:: What you will do ::
Write out the entries verbatim and leave the images out of the copy.

## START Records to process

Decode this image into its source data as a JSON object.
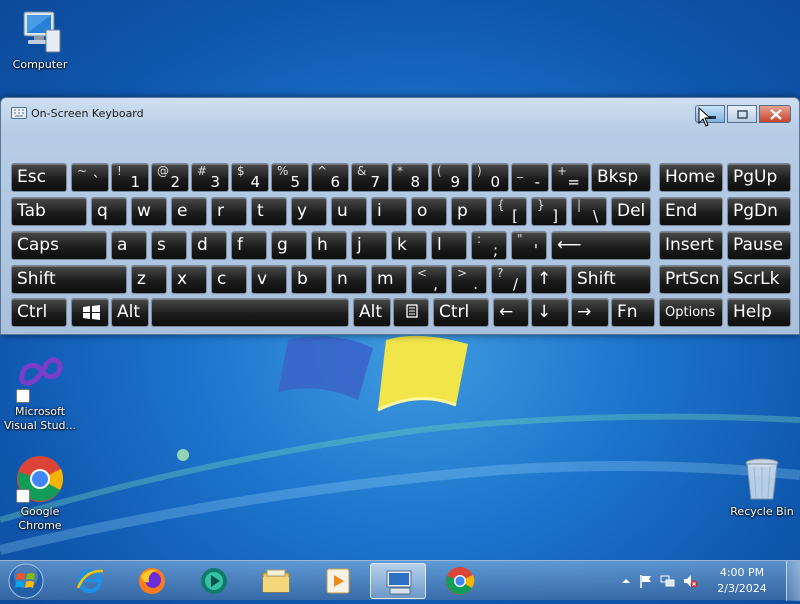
{
  "desktop": {
    "icons": [
      {
        "name": "computer",
        "label": "Computer"
      },
      {
        "name": "visual-studio",
        "label": "Microsoft Visual Stud..."
      },
      {
        "name": "chrome",
        "label": "Google Chrome"
      },
      {
        "name": "recycle-bin",
        "label": "Recycle Bin"
      }
    ]
  },
  "osk": {
    "title": "On-Screen Keyboard",
    "rows": [
      [
        {
          "main": "Esc"
        },
        {
          "shift": "~",
          "main": "`"
        },
        {
          "shift": "!",
          "main": "1"
        },
        {
          "shift": "@",
          "main": "2"
        },
        {
          "shift": "#",
          "main": "3"
        },
        {
          "shift": "$",
          "main": "4"
        },
        {
          "shift": "%",
          "main": "5"
        },
        {
          "shift": "^",
          "main": "6"
        },
        {
          "shift": "&",
          "main": "7"
        },
        {
          "shift": "*",
          "main": "8"
        },
        {
          "shift": "(",
          "main": "9"
        },
        {
          "shift": ")",
          "main": "0"
        },
        {
          "shift": "_",
          "main": "-"
        },
        {
          "shift": "+",
          "main": "="
        },
        {
          "main": "Bksp"
        },
        {
          "main": "Home"
        },
        {
          "main": "PgUp"
        }
      ],
      [
        {
          "main": "Tab"
        },
        {
          "main": "q"
        },
        {
          "main": "w"
        },
        {
          "main": "e"
        },
        {
          "main": "r"
        },
        {
          "main": "t"
        },
        {
          "main": "y"
        },
        {
          "main": "u"
        },
        {
          "main": "i"
        },
        {
          "main": "o"
        },
        {
          "main": "p"
        },
        {
          "shift": "{",
          "main": "["
        },
        {
          "shift": "}",
          "main": "]"
        },
        {
          "shift": "|",
          "main": "\\"
        },
        {
          "main": "Del"
        },
        {
          "main": "End"
        },
        {
          "main": "PgDn"
        }
      ],
      [
        {
          "main": "Caps"
        },
        {
          "main": "a"
        },
        {
          "main": "s"
        },
        {
          "main": "d"
        },
        {
          "main": "f"
        },
        {
          "main": "g"
        },
        {
          "main": "h"
        },
        {
          "main": "j"
        },
        {
          "main": "k"
        },
        {
          "main": "l"
        },
        {
          "shift": ":",
          "main": ";"
        },
        {
          "shift": "\"",
          "main": "'"
        },
        {
          "main": "⟵"
        },
        {
          "main": "Insert"
        },
        {
          "main": "Pause"
        }
      ],
      [
        {
          "main": "Shift"
        },
        {
          "main": "z"
        },
        {
          "main": "x"
        },
        {
          "main": "c"
        },
        {
          "main": "v"
        },
        {
          "main": "b"
        },
        {
          "main": "n"
        },
        {
          "main": "m"
        },
        {
          "shift": "<",
          "main": ","
        },
        {
          "shift": ">",
          "main": "."
        },
        {
          "shift": "?",
          "main": "/"
        },
        {
          "main": "↑"
        },
        {
          "main": "Shift"
        },
        {
          "main": "PrtScn"
        },
        {
          "main": "ScrLk"
        }
      ],
      [
        {
          "main": "Ctrl"
        },
        {
          "main": ""
        },
        {
          "main": "Alt"
        },
        {
          "main": ""
        },
        {
          "main": "Alt"
        },
        {
          "main": ""
        },
        {
          "main": "Ctrl"
        },
        {
          "main": "←"
        },
        {
          "main": "↓"
        },
        {
          "main": "→"
        },
        {
          "main": "Fn"
        },
        {
          "main": "Options"
        },
        {
          "main": "Help"
        }
      ]
    ]
  },
  "taskbar": {
    "clock_time": "4:00 PM",
    "clock_date": "2/3/2024"
  }
}
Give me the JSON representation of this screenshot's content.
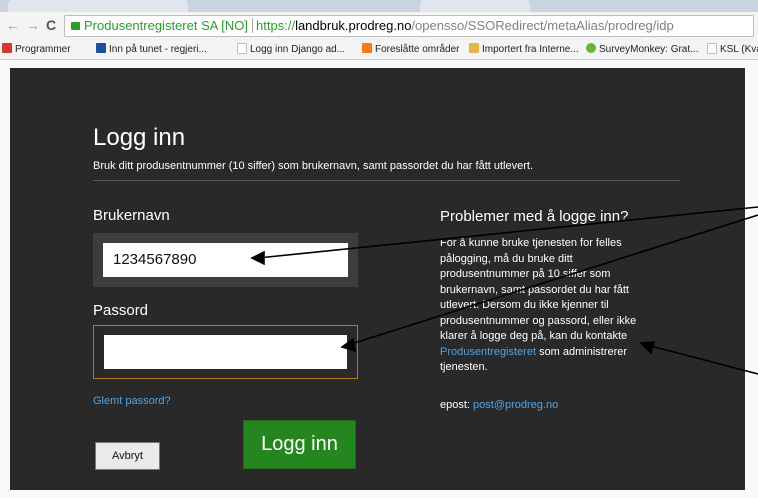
{
  "browser": {
    "site_identity": "Produsentregisteret SA [NO]",
    "url_scheme": "https://",
    "url_host": "landbruk.prodreg.no",
    "url_path": "/opensso/SSORedirect/metaAlias/prodreg/idp",
    "nav_icons": [
      "back-arrow-icon",
      "forward-arrow-icon",
      "reload-icon",
      "lock-icon"
    ],
    "bookmarks": [
      {
        "label": "Programmer",
        "icon": "apps-grid-icon",
        "color": "#d23b2b"
      },
      {
        "label": "Inn på tunet - regjeri...",
        "icon": "govt-crest-icon",
        "color": "#1f4f9c"
      },
      {
        "label": "Logg inn Django ad...",
        "icon": "page-icon",
        "color": "#bdbdbd"
      },
      {
        "label": "Foreslåtte områder",
        "icon": "suggested-icon",
        "color": "#f27a1a"
      },
      {
        "label": "Importert fra Interne...",
        "icon": "folder-icon",
        "color": "#e0b84a"
      },
      {
        "label": "SurveyMonkey: Grat...",
        "icon": "surveymonkey-icon",
        "color": "#6bb23a"
      },
      {
        "label": "KSL (Kvalitet",
        "icon": "page-icon",
        "color": "#bdbdbd"
      }
    ]
  },
  "login": {
    "title": "Logg inn",
    "subtitle": "Bruk ditt produsentnummer (10 siffer) som brukernavn, samt passordet du har fått utlevert.",
    "username_label": "Brukernavn",
    "username_value": "1234567890",
    "password_label": "Passord",
    "password_value": "",
    "forgot_link": "Glemt passord?",
    "cancel_button": "Avbryt",
    "login_button": "Logg inn"
  },
  "help": {
    "title": "Problemer med å logge inn?",
    "text_before_link": "For å kunne bruke tjenesten for felles pålogging, må du bruke ditt produsentnummer på 10 siffer som brukernavn, samt passordet du har fått utlevert. Dersom du ikke kjenner til produsentnummer og passord, eller ikke klarer å logge deg på, kan du kontakte",
    "link_text": "Produsentregisteret",
    "text_after_link": "som administrerer tjenesten.",
    "email_label": "epost:",
    "email": "post@prodreg.no"
  },
  "colors": {
    "panel_bg": "#292929",
    "login_button": "#25861f",
    "link": "#4fa3e6",
    "focus_border": "#b07a18"
  }
}
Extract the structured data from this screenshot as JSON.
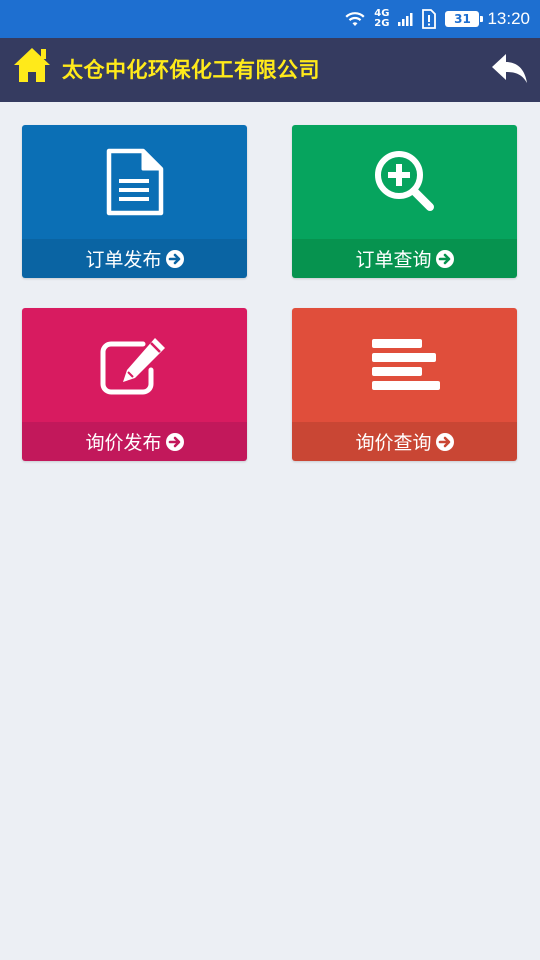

## END Records to process

:: Result below ::
Decode this image into its source data as a JSON object.
{
  "desktop": {
    "icons": [
      {
        "name": "computer",
        "label": "Computer"
      },
      {
        "name": "visual-studio",
        "label": "Microsoft Visual Stud..."
      },
      {
        "name": "chrome",
        "label": "Google Chrome"
      },
      {
        "name": "recycle-bin",
        "label": "Recycle Bin"
      }
    ]
  },
  "osk": {
    "title": "On-Screen Keyboard",
    "rows": [
      [
        {
          "main": "Esc"
        },
        {
          "shift": "~",
          "main": "`"
        },
        {
          "shift": "!",
          "main": "1"
        },
        {
          "shift": "@",
          "main": "2"
        },
        {
          "shift": "#",
          "main": "3"
        },
        {
          "shift": "$",
          "main": "4"
        },
        {
          "shift": "%",
          "main": "5"
        },
        {
          "shift": "^",
          "main": "6"
        },
        {
          "shift": "&",
          "main": "7"
        },
        {
          "shift": "*",
          "main": "8"
        },
        {
          "shift": "(",
          "main": "9"
        },
        {
          "shift": ")",
          "main": "0"
        },
        {
          "shift": "_",
          "main": "-"
        },
        {
          "shift": "+",
          "main": "="
        },
        {
          "main": "Bksp"
        },
        {
          "main": "Home"
        },
        {
          "main": "PgUp"
        }
      ],
      [
        {
          "main": "Tab"
        },
        {
          "main": "q"
        },
        {
          "main": "w"
        },
        {
          "main": "e"
        },
        {
          "main": "r"
        },
        {
          "main": "t"
        },
        {
          "main": "y"
        },
        {
          "main": "u"
        },
        {
          "main": "i"
        },
        {
          "main": "o"
        },
        {
          "main": "p"
        },
        {
          "shift": "{",
          "main": "["
        },
        {
          "shift": "}",
          "main": "]"
        },
        {
          "shift": "|",
          "main": "\\"
        },
        {
          "main": "Del"
        },
        {
          "main": "End"
        },
        {
          "main": "PgDn"
        }
      ],
      [
        {
          "main": "Caps"
        },
        {
          "main": "a"
        },
        {
          "main": "s"
        },
        {
          "main": "d"
        },
        {
          "main": "f"
        },
        {
          "main": "g"
        },
        {
          "main": "h"
        },
        {
          "main": "j"
        },
        {
          "main": "k"
        },
        {
          "main": "l"
        },
        {
          "shift": ":",
          "main": ";"
        },
        {
          "shift": "\"",
          "main": "'"
        },
        {
          "main": "⟵"
        },
        {
          "main": "Insert"
        },
        {
          "main": "Pause"
        }
      ],
      [
        {
          "main": "Shift"
        },
        {
          "main": "z"
        },
        {
          "main": "x"
        },
        {
          "main": "c"
        },
        {
          "main": "v"
        },
        {
          "main": "b"
        },
        {
          "main": "n"
        },
        {
          "main": "m"
        },
        {
          "shift": "<",
          "main": ","
        },
        {
          "shift": ">",
          "main": "."
        },
        {
          "shift": "?",
          "main": "/"
        },
        {
          "main": "↑"
        },
        {
          "main": "Shift"
        },
        {
          "main": "PrtScn"
        },
        {
          "main": "ScrLk"
        }
      ],
      [
        {
          "main": "Ctrl"
        },
        {
          "main": ""
        },
        {
          "main": "Alt"
        },
        {
          "main": ""
        },
        {
          "main": "Alt"
        },
        {
          "main": ""
        },
        {
          "main": "Ctrl"
        },
        {
          "main": "←"
        },
        {
          "main": "↓"
        },
        {
          "main": "→"
        },
        {
          "main": "Fn"
        },
        {
          "main": "Options"
        },
        {
          "main": "Help"
        }
      ]
    ]
  },
  "taskbar": {
    "clock_time": "4:00 PM",
    "clock_date": "2/3/2024"
  }
}
Give me the JSON representation of this screenshot's content.
{
  "browser": {
    "site_identity": "Produsentregisteret SA [NO]",
    "url_scheme": "https://",
    "url_host": "landbruk.prodreg.no",
    "url_path": "/opensso/SSORedirect/metaAlias/prodreg/idp",
    "nav_icons": [
      "back-arrow-icon",
      "forward-arrow-icon",
      "reload-icon",
      "lock-icon"
    ],
    "bookmarks": [
      {
        "label": "Programmer",
        "icon": "apps-grid-icon",
        "color": "#d23b2b"
      },
      {
        "label": "Inn på tunet - regjeri...",
        "icon": "govt-crest-icon",
        "color": "#1f4f9c"
      },
      {
        "label": "Logg inn Django ad...",
        "icon": "page-icon",
        "color": "#bdbdbd"
      },
      {
        "label": "Foreslåtte områder",
        "icon": "suggested-icon",
        "color": "#f27a1a"
      },
      {
        "label": "Importert fra Interne...",
        "icon": "folder-icon",
        "color": "#e0b84a"
      },
      {
        "label": "SurveyMonkey: Grat...",
        "icon": "surveymonkey-icon",
        "color": "#6bb23a"
      },
      {
        "label": "KSL (Kvalitet",
        "icon": "page-icon",
        "color": "#bdbdbd"
      }
    ]
  },
  "login": {
    "title": "Logg inn",
    "subtitle": "Bruk ditt produsentnummer (10 siffer) som brukernavn, samt passordet du har fått utlevert.",
    "username_label": "Brukernavn",
    "username_value": "1234567890",
    "password_label": "Passord",
    "password_value": "",
    "forgot_link": "Glemt passord?",
    "cancel_button": "Avbryt",
    "login_button": "Logg inn"
  },
  "help": {
    "title": "Problemer med å logge inn?",
    "text_before_link": "For å kunne bruke tjenesten for felles pålogging, må du bruke ditt produsentnummer på 10 siffer som brukernavn, samt passordet du har fått utlevert. Dersom du ikke kjenner til produsentnummer og passord, eller ikke klarer å logge deg på, kan du kontakte",
    "link_text": "Produsentregisteret",
    "text_after_link": "som administrerer tjenesten.",
    "email_label": "epost:",
    "email": "post@prodreg.no"
  },
  "colors": {
    "panel_bg": "#292929",
    "login_button": "#25861f",
    "link": "#4fa3e6",
    "focus_border": "#b07a18"
  }
}
Extract the structured data from this screenshot as JSON.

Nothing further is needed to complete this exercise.